» EXERCISE AIM: State only how many lines contain the string "subtitle".

» DATASET ENTRIES:

-- START --

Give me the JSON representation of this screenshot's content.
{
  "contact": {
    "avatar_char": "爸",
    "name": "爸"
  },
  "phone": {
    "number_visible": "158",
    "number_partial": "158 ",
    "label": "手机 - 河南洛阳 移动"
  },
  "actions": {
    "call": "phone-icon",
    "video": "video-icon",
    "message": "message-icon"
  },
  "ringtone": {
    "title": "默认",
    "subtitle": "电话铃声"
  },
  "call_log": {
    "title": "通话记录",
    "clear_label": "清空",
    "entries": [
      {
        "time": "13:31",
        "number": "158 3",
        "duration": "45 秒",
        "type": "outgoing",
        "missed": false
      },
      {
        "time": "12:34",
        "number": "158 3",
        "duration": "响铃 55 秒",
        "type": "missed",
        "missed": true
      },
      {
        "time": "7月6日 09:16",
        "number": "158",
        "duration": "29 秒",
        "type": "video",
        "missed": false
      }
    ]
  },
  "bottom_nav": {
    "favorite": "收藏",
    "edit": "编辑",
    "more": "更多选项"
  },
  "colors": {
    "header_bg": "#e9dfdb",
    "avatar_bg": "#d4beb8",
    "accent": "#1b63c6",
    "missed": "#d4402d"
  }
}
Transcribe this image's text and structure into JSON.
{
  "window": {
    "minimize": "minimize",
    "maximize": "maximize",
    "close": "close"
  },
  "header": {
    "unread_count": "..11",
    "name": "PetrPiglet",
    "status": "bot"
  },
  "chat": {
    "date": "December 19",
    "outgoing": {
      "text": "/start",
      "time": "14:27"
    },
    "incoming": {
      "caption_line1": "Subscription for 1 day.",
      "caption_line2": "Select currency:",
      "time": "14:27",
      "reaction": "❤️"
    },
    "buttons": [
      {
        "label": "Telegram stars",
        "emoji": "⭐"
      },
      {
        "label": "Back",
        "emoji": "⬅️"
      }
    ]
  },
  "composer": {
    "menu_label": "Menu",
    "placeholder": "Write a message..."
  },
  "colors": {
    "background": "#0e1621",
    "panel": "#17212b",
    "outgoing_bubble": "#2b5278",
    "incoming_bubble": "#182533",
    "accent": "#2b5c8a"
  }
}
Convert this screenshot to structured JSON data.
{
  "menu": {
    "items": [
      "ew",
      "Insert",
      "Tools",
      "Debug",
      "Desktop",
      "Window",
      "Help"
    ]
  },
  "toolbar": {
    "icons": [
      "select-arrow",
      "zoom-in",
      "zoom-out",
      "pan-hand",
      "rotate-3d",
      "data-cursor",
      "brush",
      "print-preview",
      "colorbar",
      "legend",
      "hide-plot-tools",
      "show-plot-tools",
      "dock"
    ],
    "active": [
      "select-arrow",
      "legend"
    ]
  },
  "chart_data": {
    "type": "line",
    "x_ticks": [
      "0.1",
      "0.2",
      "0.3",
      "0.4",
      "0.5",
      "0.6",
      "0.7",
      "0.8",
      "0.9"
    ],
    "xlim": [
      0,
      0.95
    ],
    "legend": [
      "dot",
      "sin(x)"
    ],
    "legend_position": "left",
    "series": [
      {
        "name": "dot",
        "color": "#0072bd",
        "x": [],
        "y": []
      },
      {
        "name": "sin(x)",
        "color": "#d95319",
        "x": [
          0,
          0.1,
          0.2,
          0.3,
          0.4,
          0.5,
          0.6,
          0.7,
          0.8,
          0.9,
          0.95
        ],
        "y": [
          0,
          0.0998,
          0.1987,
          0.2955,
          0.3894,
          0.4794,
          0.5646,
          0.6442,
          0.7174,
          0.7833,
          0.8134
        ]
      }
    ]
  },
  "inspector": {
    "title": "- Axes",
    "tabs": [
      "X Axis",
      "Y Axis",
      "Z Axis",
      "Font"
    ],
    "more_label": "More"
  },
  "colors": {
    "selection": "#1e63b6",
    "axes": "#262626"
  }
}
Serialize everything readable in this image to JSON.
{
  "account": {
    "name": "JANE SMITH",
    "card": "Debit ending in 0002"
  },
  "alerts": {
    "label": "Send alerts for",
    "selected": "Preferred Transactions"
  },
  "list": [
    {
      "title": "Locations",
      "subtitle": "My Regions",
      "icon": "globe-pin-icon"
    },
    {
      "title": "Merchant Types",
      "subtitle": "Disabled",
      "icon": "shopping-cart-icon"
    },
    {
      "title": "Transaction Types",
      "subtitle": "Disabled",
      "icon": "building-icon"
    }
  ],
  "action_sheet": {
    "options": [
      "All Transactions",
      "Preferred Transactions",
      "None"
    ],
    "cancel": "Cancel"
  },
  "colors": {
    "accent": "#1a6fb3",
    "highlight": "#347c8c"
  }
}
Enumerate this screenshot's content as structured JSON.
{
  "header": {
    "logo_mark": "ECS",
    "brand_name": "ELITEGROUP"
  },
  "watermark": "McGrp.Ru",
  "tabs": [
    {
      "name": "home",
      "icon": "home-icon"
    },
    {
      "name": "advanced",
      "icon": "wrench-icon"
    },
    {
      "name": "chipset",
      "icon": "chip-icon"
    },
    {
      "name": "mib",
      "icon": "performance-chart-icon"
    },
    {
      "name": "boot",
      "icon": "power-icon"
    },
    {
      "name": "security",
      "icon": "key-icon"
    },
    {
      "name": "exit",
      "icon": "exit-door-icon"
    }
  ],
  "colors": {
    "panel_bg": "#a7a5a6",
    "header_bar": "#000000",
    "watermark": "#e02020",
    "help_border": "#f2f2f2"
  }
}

-- END --

» ANSWER TO THE PROBLEM: 4